> **EXERCISE DETAILS**
Scan the entries below and report only how many lines contain "JSON".

(Stored data)
==============================

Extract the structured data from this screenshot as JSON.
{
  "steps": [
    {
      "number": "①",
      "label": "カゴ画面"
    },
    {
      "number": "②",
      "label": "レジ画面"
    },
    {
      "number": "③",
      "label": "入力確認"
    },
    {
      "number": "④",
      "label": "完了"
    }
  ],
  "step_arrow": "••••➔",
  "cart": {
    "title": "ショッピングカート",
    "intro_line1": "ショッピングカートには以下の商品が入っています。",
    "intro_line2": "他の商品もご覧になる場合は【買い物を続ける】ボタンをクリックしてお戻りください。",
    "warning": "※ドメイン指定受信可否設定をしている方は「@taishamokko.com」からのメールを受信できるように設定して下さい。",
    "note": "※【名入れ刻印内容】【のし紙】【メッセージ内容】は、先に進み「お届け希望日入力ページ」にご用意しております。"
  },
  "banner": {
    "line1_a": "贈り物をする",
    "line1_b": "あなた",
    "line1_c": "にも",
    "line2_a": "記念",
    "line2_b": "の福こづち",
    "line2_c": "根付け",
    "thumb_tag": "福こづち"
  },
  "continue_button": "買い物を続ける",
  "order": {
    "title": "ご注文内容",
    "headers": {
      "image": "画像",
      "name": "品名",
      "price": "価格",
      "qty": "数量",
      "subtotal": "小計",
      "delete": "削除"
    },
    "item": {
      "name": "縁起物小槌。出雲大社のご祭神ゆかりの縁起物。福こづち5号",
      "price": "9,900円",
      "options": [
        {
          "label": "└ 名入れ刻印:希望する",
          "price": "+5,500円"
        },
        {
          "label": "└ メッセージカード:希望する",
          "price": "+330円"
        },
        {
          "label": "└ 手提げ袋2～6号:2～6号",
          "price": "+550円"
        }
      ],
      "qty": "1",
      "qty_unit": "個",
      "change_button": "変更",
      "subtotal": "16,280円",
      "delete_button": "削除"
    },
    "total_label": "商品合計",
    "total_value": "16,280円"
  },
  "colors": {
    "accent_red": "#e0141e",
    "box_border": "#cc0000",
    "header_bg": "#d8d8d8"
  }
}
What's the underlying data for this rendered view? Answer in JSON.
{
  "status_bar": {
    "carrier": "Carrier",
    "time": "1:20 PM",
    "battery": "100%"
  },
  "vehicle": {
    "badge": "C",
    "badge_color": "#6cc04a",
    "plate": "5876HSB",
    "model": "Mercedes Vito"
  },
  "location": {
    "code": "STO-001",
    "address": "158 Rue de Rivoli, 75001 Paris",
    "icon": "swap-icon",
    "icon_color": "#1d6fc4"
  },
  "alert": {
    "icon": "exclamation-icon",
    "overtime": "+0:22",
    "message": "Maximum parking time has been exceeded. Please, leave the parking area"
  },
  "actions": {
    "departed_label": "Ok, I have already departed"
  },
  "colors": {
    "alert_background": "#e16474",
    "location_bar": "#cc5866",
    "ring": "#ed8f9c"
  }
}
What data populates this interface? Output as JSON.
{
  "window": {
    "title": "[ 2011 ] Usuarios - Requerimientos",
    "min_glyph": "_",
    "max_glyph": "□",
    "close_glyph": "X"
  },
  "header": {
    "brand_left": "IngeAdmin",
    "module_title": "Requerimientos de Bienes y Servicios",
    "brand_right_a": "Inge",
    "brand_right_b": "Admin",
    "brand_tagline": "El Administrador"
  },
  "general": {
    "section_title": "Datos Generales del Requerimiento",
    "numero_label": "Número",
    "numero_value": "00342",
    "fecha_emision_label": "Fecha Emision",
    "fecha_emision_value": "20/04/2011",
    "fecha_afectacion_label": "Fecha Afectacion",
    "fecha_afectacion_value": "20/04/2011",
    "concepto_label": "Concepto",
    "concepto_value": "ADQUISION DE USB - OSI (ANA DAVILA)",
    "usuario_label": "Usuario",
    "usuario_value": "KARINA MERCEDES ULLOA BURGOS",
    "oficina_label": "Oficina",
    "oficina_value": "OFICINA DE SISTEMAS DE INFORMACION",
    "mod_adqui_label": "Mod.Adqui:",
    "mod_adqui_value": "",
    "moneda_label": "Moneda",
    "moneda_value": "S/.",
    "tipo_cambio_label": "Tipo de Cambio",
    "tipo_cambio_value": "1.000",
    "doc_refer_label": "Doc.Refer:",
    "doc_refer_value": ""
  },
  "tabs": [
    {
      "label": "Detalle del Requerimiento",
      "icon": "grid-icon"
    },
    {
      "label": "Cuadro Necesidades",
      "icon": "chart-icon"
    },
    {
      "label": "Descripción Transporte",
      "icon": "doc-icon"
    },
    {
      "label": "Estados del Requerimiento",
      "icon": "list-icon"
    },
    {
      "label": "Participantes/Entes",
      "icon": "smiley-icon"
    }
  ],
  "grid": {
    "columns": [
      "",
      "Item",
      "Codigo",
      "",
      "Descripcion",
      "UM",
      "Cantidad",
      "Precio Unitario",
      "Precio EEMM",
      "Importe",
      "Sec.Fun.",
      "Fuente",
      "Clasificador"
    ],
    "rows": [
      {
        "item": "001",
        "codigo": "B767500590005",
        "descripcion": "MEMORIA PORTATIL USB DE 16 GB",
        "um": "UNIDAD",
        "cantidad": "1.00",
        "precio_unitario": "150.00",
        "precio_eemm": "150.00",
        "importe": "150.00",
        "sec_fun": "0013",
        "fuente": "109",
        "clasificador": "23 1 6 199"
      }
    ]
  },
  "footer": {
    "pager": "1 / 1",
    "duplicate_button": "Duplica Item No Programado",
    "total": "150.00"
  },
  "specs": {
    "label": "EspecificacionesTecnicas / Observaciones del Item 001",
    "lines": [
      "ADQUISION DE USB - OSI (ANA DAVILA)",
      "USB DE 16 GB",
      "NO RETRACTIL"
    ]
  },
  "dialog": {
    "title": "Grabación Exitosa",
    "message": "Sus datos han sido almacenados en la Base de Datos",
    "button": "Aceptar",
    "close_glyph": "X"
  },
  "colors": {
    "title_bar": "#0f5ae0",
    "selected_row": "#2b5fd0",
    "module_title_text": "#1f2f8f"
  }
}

==============================

> **WORKED SOLUTION**
3